━━━ INPUT MATERIAL

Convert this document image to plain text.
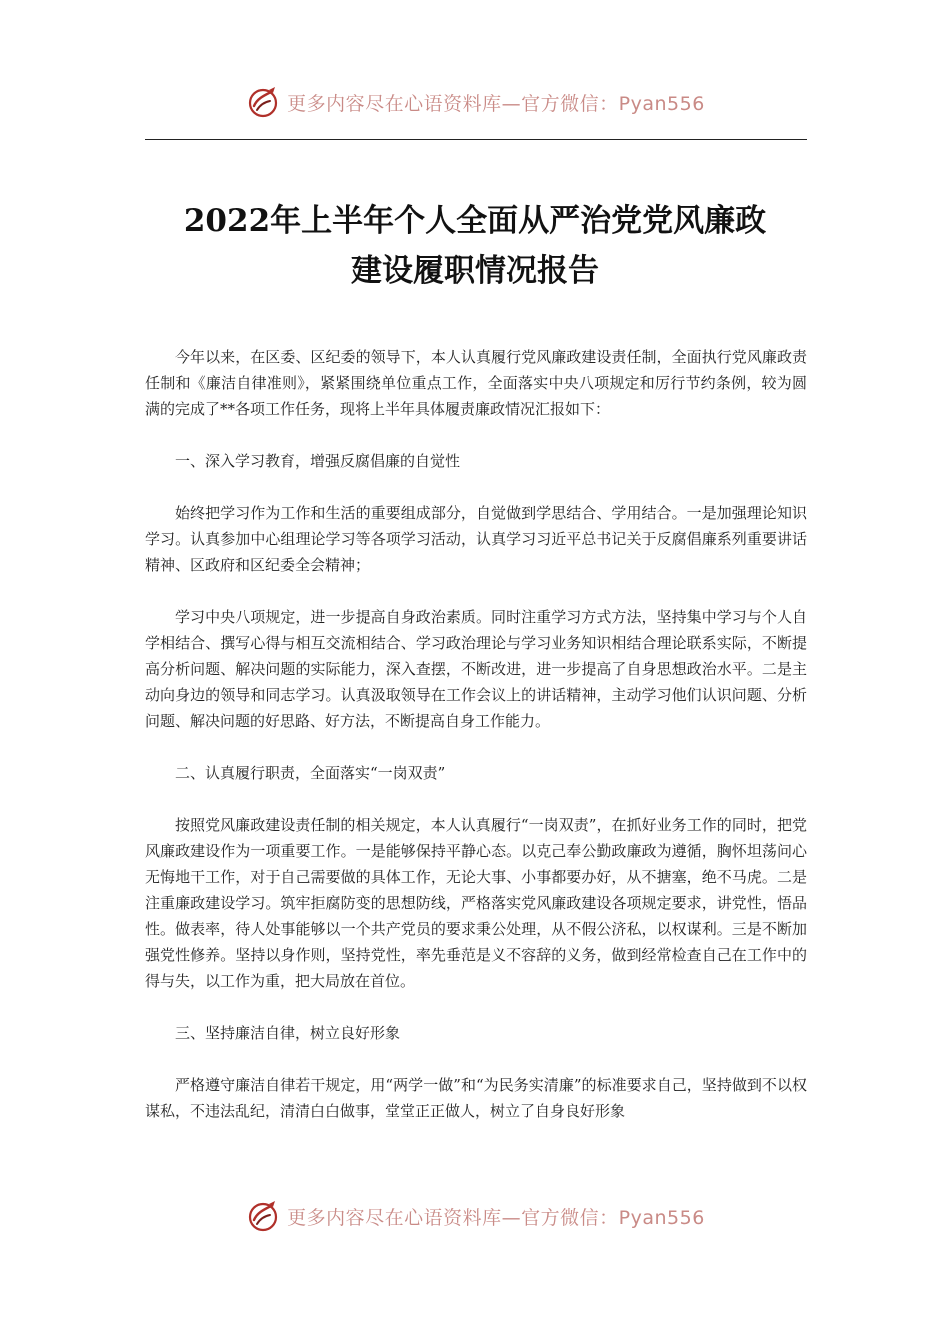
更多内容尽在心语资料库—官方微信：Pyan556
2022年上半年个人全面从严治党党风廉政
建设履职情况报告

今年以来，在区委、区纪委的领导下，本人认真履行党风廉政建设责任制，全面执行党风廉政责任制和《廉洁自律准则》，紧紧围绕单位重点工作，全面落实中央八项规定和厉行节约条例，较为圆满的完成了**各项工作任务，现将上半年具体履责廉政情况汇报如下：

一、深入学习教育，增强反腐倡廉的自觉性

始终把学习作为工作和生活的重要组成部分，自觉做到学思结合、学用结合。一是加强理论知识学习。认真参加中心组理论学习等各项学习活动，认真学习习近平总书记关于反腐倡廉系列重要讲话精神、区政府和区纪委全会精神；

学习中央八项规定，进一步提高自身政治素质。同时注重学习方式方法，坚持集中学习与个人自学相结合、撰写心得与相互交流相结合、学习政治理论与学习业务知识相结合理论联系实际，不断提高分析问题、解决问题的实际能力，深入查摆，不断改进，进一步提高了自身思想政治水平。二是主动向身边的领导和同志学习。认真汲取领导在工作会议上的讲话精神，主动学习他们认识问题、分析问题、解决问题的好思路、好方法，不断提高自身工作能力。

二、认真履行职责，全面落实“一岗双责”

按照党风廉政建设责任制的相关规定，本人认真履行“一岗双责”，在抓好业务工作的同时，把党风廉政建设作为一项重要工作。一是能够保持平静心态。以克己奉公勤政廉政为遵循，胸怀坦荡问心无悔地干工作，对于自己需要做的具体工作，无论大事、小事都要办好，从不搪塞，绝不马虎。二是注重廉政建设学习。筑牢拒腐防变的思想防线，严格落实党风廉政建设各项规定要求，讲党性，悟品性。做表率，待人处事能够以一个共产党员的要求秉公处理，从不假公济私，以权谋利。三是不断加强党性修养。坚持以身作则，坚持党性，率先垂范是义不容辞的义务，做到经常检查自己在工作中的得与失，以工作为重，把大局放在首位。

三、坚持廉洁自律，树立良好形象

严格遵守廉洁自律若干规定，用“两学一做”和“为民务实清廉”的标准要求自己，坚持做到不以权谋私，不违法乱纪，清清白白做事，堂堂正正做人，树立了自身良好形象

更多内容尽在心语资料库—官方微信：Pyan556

━━━━━━

• [GIVEN TASK] Pick out all the lines with the word "一岗双责" in them and copy them.

• [THE OUTPUT]
二、认真履行职责，全面落实“一岗双责”
按照党风廉政建设责任制的相关规定，本人认真履行“一岗双责”，在抓好业务工作的同时，把党风廉政建设作为一项重要工作。一是能够保持平静心态。以克己奉公勤政廉政为遵循，胸怀坦荡问心无悔地干工作，对于自己需要做的具体工作，无论大事、小事都要办好，从不搪塞，绝不马虎。二是注重廉政建设学习。筑牢拒腐防变的思想防线，严格落实党风廉政建设各项规定要求，讲党性，悟品性。做表率，待人处事能够以一个共产党员的要求秉公处理，从不假公济私，以权谋利。三是不断加强党性修养。坚持以身作则，坚持党性，率先垂范是义不容辞的义务，做到经常检查自己在工作中的得与失，以工作为重，把大局放在首位。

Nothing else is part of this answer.